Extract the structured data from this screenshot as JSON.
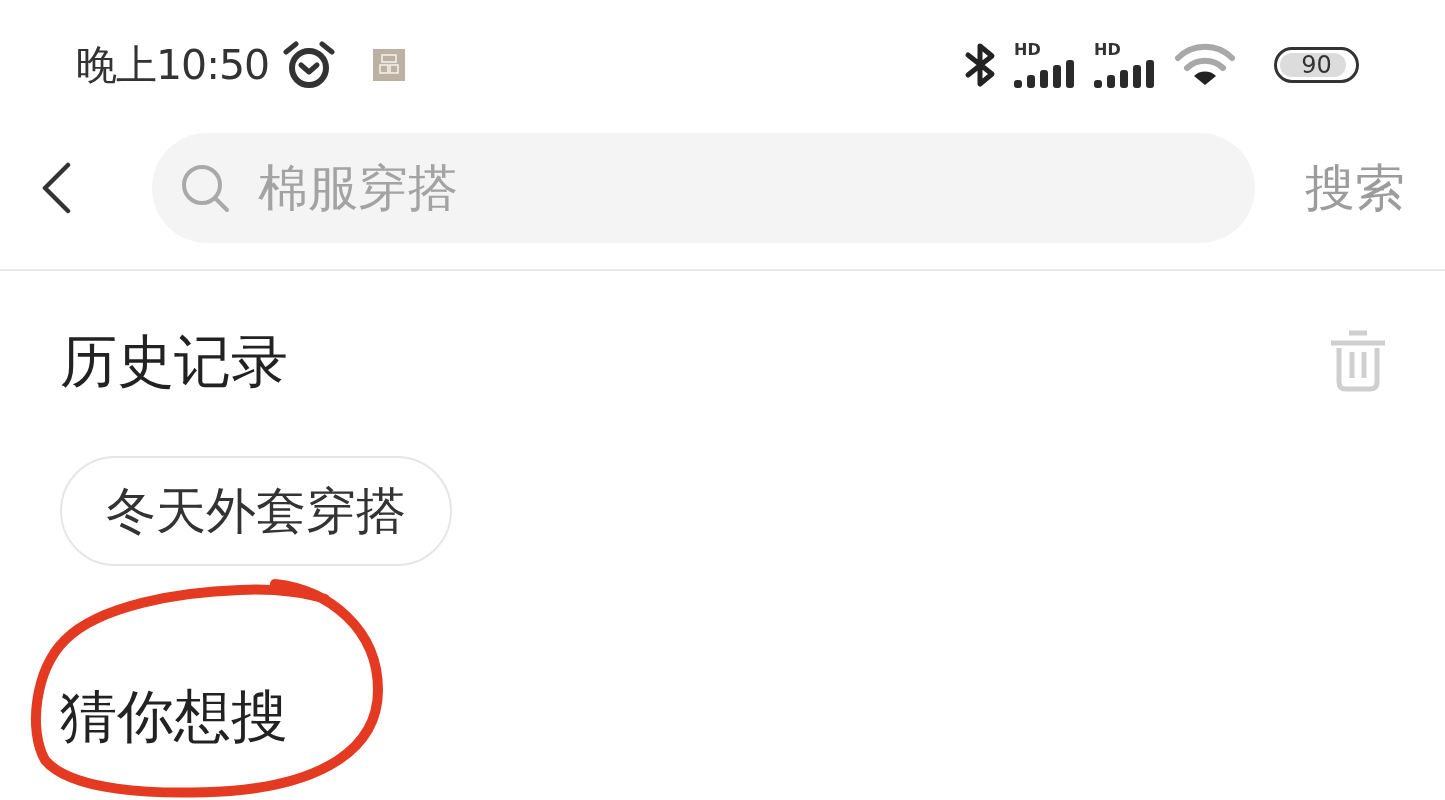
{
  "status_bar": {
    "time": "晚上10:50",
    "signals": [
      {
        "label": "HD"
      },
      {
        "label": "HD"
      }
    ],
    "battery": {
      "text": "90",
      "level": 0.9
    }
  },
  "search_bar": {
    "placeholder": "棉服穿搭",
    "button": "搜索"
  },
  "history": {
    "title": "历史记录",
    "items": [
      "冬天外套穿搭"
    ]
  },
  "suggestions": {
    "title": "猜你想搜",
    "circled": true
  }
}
* * *
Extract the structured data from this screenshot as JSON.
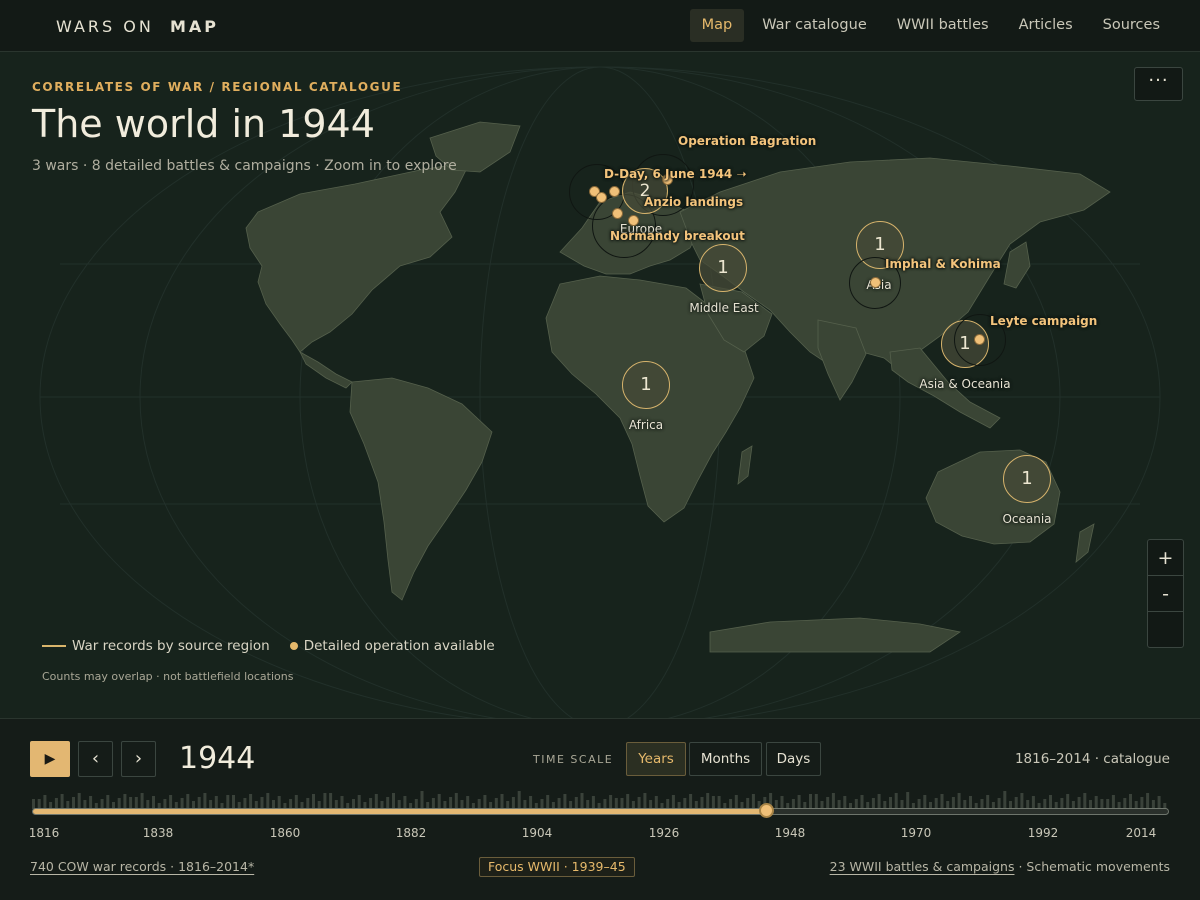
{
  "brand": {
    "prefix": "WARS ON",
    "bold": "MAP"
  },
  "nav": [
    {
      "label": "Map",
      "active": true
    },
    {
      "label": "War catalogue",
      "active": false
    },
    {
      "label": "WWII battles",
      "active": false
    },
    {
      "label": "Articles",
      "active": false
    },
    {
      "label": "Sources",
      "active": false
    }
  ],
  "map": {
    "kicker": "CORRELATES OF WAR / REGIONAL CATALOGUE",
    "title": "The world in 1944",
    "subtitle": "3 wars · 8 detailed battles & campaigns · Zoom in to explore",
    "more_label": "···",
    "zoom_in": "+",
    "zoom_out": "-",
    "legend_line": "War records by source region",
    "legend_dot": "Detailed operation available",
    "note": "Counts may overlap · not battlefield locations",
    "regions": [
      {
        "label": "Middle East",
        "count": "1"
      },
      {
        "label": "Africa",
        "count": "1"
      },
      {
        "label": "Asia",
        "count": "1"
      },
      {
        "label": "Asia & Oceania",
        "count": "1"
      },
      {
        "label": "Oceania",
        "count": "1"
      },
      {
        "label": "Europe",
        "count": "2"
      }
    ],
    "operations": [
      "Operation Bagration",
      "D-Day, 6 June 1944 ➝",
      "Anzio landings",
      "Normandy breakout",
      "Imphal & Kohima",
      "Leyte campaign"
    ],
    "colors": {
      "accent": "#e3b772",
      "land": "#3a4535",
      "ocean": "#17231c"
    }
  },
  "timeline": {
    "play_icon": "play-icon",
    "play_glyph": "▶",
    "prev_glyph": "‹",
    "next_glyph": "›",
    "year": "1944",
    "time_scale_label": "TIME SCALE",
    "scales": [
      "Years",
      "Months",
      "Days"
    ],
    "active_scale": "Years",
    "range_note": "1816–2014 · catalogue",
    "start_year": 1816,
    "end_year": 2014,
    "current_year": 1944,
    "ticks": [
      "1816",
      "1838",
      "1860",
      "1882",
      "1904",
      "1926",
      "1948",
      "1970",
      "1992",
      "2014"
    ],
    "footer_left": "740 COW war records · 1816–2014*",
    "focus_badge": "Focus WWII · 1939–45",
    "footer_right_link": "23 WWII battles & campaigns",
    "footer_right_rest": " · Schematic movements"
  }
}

◆ **OBJECTIVE**: Scan the material and collect every line that contains "WWII".

◆ **RESPONSE TO THIS EXERCISE**:
      "label": "WWII battles",
    "focus_badge": "Focus WWII · 1939–45",
    "footer_right_link": "23 WWII battles & campaigns",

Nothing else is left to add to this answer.